— Travail demandé —
**A)** D'après l'extrait, en quelle langue une édition augmentée de l'ouvrage de Christine Cadot doit-elle paraître courant 2026 ?
**B)** Indiquez si chacune des affirmations suivantes concorde avec l'extrait, par oui ou non, en citant les mots décisifs. (i) L'ouvrage Mémoires collectives européennes a paru chez PUV Editions en 2019. (ii) La Nuit de l'Europe est organisée par l'université Paris-VIII. (iii) Christine Cadot répond par la négative à la question de savoir si l'Union européenne et ses institutions ont cherché à promouvoir une mémoire collective unifiée.

— Extrait retenu —
Christine Cadot décrypte la fabrique de la mémoire européenne
Christine Cadot, professeure de science politique à l'université Paris-VIII, est une spécialiste reconnue des pratiques commémoratives et des usages politiques de la mémoire. Ses travaux explorent également l'iconographie liée à la construction européenne. Elle est l'autrice de l'ouvrage Mémoires collectives européennes (PUV Editions, 2019), dont une édition augmentée sera disponible en ukrainien courant 2026 aux éditions Dukh i Litera.
Elle interviendra le 21 février lors de La Nuit de l'Europe organisée par Sciences Po Strasbourg, un événement qui tombe à point nommé alors que les enjeux mémoriels saturent l'espace public et les discours politiques.
Une mémoire collective unifiée, projet fondateur de l'UE
Si la mémoire constitue une ressource politique cruciale à l'échelle nationale, qu'en est-il pour l'Union européenne et ses institutions ? Ont-elles délibérément cherché à promouvoir une mémoire collective unifiée ? La réponse de Christine Cadot est claire et affirmative.

— Données d'entrée —

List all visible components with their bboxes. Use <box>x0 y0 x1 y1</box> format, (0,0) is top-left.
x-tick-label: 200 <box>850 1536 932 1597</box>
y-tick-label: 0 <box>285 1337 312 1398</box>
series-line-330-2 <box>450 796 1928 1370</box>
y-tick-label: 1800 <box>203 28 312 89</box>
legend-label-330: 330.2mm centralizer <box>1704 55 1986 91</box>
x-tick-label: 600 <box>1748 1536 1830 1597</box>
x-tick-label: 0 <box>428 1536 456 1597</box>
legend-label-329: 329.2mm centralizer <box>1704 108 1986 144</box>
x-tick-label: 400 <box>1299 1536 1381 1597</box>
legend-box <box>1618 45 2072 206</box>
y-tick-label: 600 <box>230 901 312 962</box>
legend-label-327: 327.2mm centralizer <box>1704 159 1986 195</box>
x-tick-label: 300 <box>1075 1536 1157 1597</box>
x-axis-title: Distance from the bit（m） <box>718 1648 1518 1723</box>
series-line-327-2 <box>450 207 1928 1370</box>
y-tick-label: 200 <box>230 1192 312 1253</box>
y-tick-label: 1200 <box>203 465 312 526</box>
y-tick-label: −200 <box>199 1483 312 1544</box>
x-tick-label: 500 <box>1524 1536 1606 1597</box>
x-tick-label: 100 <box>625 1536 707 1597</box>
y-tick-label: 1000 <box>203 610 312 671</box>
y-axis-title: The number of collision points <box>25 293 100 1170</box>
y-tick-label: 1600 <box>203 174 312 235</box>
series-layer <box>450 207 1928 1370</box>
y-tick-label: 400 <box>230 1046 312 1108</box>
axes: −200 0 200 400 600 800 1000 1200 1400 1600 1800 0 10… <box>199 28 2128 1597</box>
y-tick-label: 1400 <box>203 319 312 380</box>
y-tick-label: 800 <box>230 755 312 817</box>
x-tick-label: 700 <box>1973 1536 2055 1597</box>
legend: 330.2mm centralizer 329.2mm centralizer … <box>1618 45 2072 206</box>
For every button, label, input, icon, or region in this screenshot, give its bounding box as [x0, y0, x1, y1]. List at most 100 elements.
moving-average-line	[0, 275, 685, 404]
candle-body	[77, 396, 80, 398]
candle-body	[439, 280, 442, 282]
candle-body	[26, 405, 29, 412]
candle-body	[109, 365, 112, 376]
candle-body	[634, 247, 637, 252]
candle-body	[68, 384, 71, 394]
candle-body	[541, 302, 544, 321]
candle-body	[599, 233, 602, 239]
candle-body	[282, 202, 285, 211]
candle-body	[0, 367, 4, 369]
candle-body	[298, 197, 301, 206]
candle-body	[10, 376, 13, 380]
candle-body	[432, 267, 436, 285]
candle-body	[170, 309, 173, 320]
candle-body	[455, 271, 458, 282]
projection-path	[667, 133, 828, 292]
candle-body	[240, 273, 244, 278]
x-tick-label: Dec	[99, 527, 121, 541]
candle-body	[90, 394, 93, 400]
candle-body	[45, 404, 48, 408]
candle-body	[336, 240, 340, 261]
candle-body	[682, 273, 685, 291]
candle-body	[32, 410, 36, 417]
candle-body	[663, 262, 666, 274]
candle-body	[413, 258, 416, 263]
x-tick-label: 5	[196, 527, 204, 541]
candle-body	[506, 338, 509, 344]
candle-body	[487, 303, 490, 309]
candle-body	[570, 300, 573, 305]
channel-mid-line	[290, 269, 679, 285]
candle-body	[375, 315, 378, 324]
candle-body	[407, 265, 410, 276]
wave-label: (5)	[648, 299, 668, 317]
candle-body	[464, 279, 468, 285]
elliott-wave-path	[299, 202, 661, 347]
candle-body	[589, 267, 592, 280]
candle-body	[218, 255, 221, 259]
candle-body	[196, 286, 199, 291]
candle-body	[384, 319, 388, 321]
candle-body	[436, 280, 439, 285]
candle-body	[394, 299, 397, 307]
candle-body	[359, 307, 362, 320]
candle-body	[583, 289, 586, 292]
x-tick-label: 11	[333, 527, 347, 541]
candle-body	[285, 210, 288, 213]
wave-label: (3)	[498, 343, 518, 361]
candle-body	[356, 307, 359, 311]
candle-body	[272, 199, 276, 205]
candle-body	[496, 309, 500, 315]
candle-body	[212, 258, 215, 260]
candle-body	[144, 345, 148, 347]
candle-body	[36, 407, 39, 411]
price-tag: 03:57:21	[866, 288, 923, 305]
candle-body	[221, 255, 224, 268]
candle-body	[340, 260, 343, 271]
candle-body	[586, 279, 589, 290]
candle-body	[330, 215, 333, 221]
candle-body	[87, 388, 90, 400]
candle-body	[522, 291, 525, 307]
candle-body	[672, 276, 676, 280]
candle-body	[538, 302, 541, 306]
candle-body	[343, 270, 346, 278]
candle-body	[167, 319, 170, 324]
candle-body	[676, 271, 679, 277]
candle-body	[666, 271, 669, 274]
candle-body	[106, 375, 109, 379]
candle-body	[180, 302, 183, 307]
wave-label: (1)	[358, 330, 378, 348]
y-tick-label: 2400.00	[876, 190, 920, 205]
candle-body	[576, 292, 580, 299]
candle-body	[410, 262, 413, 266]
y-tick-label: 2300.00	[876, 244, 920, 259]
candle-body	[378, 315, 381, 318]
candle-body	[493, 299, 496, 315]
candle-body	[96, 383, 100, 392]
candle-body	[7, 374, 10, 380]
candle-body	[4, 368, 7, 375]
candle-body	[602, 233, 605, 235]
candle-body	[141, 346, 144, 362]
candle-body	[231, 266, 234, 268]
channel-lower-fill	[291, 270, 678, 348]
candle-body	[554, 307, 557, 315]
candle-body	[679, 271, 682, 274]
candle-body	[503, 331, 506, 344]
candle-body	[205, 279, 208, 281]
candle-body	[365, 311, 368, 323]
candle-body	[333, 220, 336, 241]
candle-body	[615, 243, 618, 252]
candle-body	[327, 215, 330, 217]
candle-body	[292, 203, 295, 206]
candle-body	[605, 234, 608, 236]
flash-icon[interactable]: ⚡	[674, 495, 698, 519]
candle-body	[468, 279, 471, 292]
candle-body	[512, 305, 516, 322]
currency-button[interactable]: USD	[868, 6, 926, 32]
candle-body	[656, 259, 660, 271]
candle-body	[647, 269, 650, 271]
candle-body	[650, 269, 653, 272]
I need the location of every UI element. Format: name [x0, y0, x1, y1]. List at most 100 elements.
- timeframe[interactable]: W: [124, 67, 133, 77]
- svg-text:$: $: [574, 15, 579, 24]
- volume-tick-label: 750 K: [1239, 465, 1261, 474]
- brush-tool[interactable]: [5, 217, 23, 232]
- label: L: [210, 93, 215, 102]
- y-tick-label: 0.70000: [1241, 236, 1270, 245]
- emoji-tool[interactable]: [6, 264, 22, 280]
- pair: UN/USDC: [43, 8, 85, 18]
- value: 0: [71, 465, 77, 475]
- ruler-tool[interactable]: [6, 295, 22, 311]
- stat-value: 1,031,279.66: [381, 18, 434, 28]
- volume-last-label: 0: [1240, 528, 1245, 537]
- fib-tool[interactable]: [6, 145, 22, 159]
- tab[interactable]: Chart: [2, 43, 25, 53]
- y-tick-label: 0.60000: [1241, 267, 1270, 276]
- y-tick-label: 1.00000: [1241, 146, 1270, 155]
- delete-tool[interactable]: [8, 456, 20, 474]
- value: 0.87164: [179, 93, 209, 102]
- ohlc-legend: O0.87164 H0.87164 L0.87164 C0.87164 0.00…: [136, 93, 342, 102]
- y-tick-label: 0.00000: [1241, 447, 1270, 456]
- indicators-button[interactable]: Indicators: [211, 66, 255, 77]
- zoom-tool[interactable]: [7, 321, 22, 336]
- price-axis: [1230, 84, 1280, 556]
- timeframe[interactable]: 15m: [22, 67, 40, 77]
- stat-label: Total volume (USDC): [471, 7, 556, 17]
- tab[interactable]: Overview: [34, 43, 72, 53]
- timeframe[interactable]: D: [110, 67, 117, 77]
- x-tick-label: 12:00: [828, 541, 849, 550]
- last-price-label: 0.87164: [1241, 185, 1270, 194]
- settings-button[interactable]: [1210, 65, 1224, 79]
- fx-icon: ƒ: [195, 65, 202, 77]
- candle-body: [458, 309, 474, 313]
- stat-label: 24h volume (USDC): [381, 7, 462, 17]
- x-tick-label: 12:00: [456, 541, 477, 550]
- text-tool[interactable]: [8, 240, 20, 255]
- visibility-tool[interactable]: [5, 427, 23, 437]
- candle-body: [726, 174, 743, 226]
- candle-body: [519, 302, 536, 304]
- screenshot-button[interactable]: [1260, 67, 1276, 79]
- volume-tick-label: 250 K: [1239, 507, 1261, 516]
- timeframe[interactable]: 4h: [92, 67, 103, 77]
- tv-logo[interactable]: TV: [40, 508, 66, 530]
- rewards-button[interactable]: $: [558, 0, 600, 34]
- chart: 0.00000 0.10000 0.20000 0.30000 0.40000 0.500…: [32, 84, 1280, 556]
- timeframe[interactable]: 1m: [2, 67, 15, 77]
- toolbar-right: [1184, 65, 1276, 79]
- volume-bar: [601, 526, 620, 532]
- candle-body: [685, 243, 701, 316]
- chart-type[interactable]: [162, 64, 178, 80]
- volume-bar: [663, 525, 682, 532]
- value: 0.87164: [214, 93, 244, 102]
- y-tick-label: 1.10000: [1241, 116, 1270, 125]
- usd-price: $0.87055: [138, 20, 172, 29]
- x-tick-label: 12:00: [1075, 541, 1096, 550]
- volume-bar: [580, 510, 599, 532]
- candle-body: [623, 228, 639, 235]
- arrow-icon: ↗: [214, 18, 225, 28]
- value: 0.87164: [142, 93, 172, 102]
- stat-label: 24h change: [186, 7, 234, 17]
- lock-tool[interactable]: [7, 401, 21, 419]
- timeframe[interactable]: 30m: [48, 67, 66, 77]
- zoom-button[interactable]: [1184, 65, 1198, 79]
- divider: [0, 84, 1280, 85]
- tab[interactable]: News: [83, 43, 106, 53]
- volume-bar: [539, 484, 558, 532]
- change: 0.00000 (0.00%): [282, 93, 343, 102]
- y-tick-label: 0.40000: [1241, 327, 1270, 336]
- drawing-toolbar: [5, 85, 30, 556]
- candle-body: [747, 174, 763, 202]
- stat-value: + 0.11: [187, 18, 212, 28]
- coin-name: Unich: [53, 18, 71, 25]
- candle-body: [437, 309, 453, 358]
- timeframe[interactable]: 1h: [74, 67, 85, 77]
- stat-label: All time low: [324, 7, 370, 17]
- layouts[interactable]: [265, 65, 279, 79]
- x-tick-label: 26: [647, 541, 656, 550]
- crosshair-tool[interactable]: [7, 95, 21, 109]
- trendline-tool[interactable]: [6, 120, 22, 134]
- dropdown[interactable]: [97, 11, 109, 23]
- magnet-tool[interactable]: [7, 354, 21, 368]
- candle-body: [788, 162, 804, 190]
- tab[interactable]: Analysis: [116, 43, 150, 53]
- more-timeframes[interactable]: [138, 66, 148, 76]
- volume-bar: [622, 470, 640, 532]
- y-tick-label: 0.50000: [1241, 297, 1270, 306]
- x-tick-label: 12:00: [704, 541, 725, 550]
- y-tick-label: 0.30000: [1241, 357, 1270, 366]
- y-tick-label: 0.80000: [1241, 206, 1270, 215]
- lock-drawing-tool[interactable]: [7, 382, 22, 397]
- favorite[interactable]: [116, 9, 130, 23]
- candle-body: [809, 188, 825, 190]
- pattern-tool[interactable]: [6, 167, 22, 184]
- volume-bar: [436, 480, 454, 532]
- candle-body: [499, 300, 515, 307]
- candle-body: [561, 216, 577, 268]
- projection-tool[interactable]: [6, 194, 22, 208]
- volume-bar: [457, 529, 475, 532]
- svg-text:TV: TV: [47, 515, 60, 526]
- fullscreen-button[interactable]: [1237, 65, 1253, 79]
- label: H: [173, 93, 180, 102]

— Liste des réponses —
**A)** En ukrainien, aux éditions Dukh i Litera.

**B)**
(i) Oui : « Mémoires collectives européennes (PUV Editions, 2019) ».
(ii) Non : « La Nuit de l'Europe organisée par Sciences Po Strasbourg ».
(iii) Non : « La réponse de Christine Cadot est claire et affirmative. »